▸ **Your goal**:
Copy out every line exactly, passing over the pictures.

▸ **Material shown**:
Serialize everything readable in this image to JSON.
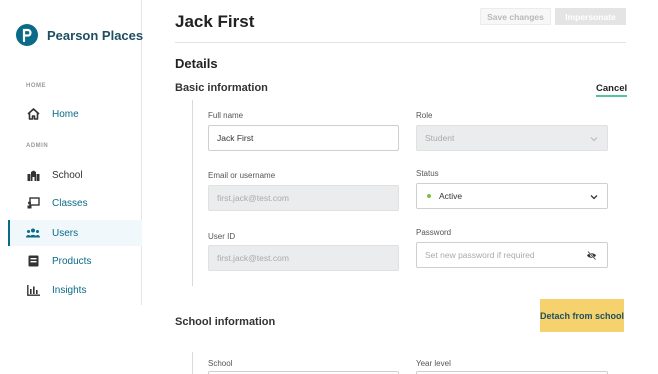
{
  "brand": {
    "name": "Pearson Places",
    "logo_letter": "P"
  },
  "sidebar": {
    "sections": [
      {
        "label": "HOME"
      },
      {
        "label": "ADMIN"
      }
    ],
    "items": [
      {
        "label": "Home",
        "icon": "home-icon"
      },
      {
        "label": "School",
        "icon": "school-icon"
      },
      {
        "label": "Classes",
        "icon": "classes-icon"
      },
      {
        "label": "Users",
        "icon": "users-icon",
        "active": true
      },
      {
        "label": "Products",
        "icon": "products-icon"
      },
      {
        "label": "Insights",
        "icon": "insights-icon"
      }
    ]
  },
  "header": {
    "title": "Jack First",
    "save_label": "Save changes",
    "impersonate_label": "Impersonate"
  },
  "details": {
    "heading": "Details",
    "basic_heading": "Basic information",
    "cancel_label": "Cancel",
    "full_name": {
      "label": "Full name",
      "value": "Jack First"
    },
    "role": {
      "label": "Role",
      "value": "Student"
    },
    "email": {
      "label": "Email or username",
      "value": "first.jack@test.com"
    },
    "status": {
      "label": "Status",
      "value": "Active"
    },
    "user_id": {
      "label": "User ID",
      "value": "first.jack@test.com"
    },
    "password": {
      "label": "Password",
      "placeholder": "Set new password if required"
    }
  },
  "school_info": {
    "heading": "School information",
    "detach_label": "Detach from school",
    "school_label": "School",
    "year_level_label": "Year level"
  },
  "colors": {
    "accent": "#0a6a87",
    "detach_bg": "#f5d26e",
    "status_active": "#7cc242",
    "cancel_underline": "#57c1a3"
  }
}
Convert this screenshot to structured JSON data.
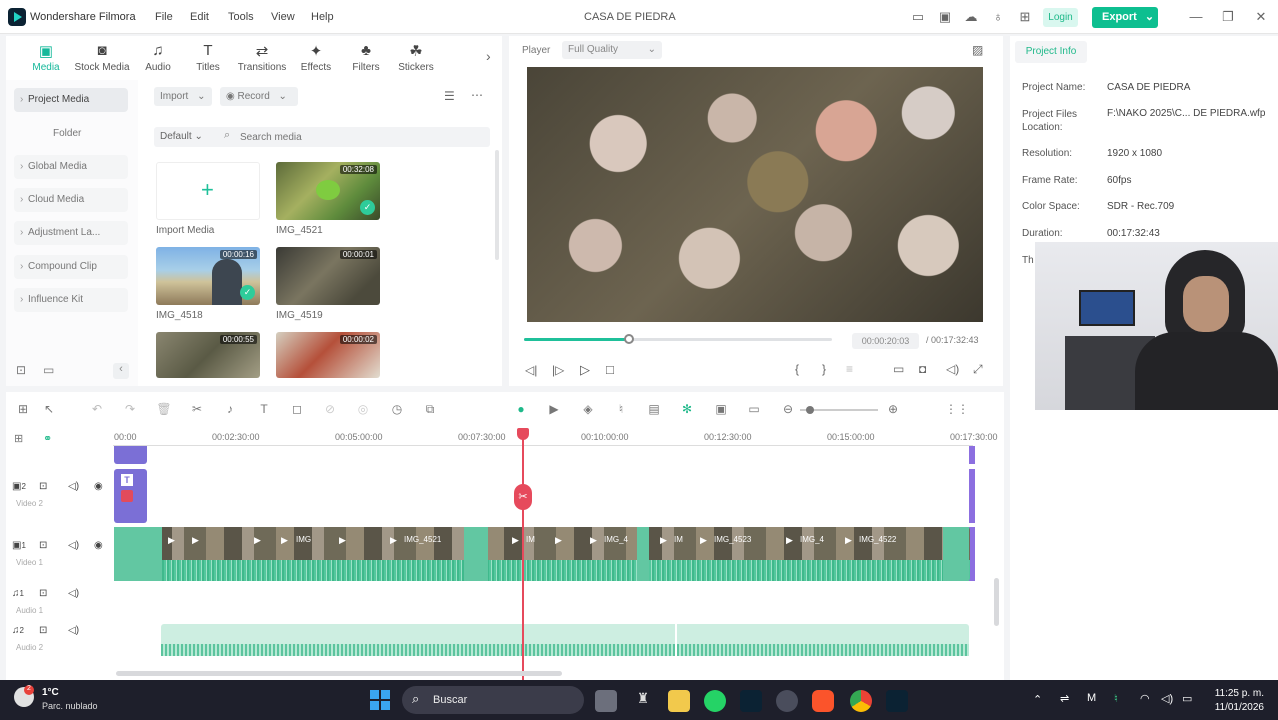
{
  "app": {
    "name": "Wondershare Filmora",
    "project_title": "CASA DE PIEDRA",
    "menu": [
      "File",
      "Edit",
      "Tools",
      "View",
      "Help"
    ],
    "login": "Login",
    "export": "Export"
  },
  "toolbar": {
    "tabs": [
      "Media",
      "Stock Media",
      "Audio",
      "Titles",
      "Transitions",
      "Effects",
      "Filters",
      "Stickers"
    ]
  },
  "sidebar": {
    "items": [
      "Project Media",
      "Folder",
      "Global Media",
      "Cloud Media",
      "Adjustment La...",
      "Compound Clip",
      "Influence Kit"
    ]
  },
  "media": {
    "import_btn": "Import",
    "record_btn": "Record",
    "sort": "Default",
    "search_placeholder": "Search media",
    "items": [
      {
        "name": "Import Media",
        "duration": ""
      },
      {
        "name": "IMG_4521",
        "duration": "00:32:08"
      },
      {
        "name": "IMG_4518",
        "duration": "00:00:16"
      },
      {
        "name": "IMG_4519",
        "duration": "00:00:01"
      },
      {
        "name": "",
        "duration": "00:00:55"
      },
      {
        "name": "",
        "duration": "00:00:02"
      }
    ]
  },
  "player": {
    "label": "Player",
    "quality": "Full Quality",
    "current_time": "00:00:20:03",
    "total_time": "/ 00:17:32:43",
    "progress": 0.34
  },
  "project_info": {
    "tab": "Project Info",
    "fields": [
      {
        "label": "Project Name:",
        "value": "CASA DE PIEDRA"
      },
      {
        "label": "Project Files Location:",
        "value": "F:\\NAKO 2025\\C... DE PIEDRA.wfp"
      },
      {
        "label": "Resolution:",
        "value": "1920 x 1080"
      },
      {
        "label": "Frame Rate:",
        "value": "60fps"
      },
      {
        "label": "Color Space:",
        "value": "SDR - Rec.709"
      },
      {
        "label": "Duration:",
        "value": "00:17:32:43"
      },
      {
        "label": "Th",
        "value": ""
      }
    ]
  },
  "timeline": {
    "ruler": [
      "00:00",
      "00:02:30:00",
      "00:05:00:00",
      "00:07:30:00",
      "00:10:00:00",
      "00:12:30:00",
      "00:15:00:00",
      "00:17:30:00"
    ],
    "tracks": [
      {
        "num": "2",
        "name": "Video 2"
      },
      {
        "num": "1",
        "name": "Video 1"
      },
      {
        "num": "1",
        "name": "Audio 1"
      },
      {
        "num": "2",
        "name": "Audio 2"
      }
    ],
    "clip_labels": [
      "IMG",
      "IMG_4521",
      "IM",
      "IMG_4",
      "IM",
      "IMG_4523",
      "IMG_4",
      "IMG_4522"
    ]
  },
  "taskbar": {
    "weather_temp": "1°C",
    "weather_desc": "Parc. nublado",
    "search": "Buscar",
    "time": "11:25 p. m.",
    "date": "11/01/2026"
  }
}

▸ **Final result**:
Serialize everything readable in this image to JSON.
{
  "brand": {
    "name": "Pearson Places",
    "logo_letter": "P"
  },
  "sidebar": {
    "sections": [
      {
        "label": "HOME"
      },
      {
        "label": "ADMIN"
      }
    ],
    "items": [
      {
        "label": "Home",
        "icon": "home-icon"
      },
      {
        "label": "School",
        "icon": "school-icon"
      },
      {
        "label": "Classes",
        "icon": "classes-icon"
      },
      {
        "label": "Users",
        "icon": "users-icon",
        "active": true
      },
      {
        "label": "Products",
        "icon": "products-icon"
      },
      {
        "label": "Insights",
        "icon": "insights-icon"
      }
    ]
  },
  "header": {
    "title": "Jack First",
    "save_label": "Save changes",
    "impersonate_label": "Impersonate"
  },
  "details": {
    "heading": "Details",
    "basic_heading": "Basic information",
    "cancel_label": "Cancel",
    "full_name": {
      "label": "Full name",
      "value": "Jack First"
    },
    "role": {
      "label": "Role",
      "value": "Student"
    },
    "email": {
      "label": "Email or username",
      "value": "first.jack@test.com"
    },
    "status": {
      "label": "Status",
      "value": "Active"
    },
    "user_id": {
      "label": "User ID",
      "value": "first.jack@test.com"
    },
    "password": {
      "label": "Password",
      "placeholder": "Set new password if required"
    }
  },
  "school_info": {
    "heading": "School information",
    "detach_label": "Detach from school",
    "school_label": "School",
    "year_level_label": "Year level"
  },
  "colors": {
    "accent": "#0a6a87",
    "detach_bg": "#f5d26e",
    "status_active": "#7cc242",
    "cancel_underline": "#57c1a3"
  }
}
Convert this screenshot to structured JSON data.
{
  "app": {
    "name": "Wondershare Filmora",
    "project_title": "CASA DE PIEDRA",
    "menu": [
      "File",
      "Edit",
      "Tools",
      "View",
      "Help"
    ],
    "login": "Login",
    "export": "Export"
  },
  "toolbar": {
    "tabs": [
      "Media",
      "Stock Media",
      "Audio",
      "Titles",
      "Transitions",
      "Effects",
      "Filters",
      "Stickers"
    ]
  },
  "sidebar": {
    "items": [
      "Project Media",
      "Folder",
      "Global Media",
      "Cloud Media",
      "Adjustment La...",
      "Compound Clip",
      "Influence Kit"
    ]
  },
  "media": {
    "import_btn": "Import",
    "record_btn": "Record",
    "sort": "Default",
    "search_placeholder": "Search media",
    "items": [
      {
        "name": "Import Media",
        "duration": ""
      },
      {
        "name": "IMG_4521",
        "duration": "00:32:08"
      },
      {
        "name": "IMG_4518",
        "duration": "00:00:16"
      },
      {
        "name": "IMG_4519",
        "duration": "00:00:01"
      },
      {
        "name": "",
        "duration": "00:00:55"
      },
      {
        "name": "",
        "duration": "00:00:02"
      }
    ]
  },
  "player": {
    "label": "Player",
    "quality": "Full Quality",
    "current_time": "00:00:20:03",
    "total_time": "/ 00:17:32:43",
    "progress": 0.34
  },
  "project_info": {
    "tab": "Project Info",
    "fields": [
      {
        "label": "Project Name:",
        "value": "CASA DE PIEDRA"
      },
      {
        "label": "Project Files Location:",
        "value": "F:\\NAKO 2025\\C... DE PIEDRA.wfp"
      },
      {
        "label": "Resolution:",
        "value": "1920 x 1080"
      },
      {
        "label": "Frame Rate:",
        "value": "60fps"
      },
      {
        "label": "Color Space:",
        "value": "SDR - Rec.709"
      },
      {
        "label": "Duration:",
        "value": "00:17:32:43"
      },
      {
        "label": "Th",
        "value": ""
      }
    ]
  },
  "timeline": {
    "ruler": [
      "00:00",
      "00:02:30:00",
      "00:05:00:00",
      "00:07:30:00",
      "00:10:00:00",
      "00:12:30:00",
      "00:15:00:00",
      "00:17:30:00"
    ],
    "tracks": [
      {
        "num": "2",
        "name": "Video 2"
      },
      {
        "num": "1",
        "name": "Video 1"
      },
      {
        "num": "1",
        "name": "Audio 1"
      },
      {
        "num": "2",
        "name": "Audio 2"
      }
    ],
    "clip_labels": [
      "IMG",
      "IMG_4521",
      "IM",
      "IMG_4",
      "IM",
      "IMG_4523",
      "IMG_4",
      "IMG_4522"
    ]
  },
  "taskbar": {
    "weather_temp": "1°C",
    "weather_desc": "Parc. nublado",
    "search": "Buscar",
    "time": "11:25 p. m.",
    "date": "11/01/2026"
  }
}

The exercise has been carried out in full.